* WHAT NEEDS TO BE DONE:
Select lines where the word "JSON" appears.

-- BEGIN DATA FOR THE TASK --

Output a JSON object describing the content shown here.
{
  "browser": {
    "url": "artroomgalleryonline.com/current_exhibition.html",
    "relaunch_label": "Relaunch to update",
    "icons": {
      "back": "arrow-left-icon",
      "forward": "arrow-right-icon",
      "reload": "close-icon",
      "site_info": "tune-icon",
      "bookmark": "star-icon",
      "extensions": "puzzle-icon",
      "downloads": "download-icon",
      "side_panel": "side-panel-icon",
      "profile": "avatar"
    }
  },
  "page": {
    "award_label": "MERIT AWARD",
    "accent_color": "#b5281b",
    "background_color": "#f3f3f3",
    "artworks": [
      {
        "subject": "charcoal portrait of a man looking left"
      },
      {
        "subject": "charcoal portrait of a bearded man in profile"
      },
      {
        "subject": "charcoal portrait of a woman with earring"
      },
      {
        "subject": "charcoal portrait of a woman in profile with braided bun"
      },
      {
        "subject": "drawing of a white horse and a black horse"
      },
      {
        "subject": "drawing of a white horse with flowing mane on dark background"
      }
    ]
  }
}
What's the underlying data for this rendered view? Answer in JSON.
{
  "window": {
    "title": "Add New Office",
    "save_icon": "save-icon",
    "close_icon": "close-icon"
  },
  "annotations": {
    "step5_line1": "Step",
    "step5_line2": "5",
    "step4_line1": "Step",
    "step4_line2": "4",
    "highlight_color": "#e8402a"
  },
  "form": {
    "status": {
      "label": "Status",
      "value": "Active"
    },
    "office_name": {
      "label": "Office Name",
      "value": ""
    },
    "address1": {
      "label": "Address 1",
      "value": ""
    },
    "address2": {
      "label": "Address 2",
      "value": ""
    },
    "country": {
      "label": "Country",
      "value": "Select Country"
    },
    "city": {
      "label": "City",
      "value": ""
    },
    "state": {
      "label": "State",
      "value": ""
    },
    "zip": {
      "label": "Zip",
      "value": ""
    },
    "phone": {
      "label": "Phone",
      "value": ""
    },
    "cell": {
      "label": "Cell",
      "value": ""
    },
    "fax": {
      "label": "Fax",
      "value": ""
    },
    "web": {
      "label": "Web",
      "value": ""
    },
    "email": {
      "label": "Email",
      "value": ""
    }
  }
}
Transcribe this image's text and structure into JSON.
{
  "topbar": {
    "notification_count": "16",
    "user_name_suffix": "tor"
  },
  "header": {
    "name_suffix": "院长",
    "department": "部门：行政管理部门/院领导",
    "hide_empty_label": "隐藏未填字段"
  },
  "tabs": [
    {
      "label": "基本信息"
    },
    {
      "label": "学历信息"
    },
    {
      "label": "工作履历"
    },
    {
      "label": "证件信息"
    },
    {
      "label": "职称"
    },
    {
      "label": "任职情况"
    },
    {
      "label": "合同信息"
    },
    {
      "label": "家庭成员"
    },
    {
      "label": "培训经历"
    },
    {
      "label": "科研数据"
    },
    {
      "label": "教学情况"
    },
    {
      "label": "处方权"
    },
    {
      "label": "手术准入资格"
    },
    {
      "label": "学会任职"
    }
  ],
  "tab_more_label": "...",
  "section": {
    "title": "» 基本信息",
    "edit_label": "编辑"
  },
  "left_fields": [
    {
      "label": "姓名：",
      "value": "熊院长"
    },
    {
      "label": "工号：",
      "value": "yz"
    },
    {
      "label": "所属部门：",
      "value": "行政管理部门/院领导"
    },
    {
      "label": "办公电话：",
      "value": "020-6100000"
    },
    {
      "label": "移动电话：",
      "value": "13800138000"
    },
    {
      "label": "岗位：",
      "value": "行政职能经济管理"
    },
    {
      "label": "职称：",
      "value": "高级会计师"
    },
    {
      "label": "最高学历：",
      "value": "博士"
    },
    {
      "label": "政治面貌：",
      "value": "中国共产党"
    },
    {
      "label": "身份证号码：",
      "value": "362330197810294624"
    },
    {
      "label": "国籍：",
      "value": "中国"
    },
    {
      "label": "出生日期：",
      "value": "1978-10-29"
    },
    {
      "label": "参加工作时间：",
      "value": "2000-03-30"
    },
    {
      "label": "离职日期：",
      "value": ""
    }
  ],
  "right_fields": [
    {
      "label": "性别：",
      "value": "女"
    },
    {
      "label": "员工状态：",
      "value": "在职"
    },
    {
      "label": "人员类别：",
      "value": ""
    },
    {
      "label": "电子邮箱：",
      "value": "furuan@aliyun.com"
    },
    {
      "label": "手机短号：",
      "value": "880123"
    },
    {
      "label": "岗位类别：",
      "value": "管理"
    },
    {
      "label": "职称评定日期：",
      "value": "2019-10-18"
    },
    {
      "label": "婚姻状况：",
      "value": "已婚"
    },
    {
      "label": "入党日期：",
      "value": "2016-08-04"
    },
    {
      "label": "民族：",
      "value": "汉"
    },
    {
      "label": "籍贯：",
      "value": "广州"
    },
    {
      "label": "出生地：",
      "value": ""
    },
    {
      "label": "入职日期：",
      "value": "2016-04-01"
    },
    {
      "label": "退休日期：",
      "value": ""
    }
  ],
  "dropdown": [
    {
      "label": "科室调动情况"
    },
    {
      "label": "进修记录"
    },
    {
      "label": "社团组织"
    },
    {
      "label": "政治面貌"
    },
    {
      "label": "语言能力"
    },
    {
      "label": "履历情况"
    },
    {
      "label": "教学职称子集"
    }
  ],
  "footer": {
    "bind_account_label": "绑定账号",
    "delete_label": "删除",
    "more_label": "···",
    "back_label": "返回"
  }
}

-- END DATA FOR THE TASK --

* COMPLETE ANSWER:
Output a JSON object describing the content shown here.
What's the underlying data for this rendered view? Answer in JSON.
Transcribe this image's text and structure into JSON.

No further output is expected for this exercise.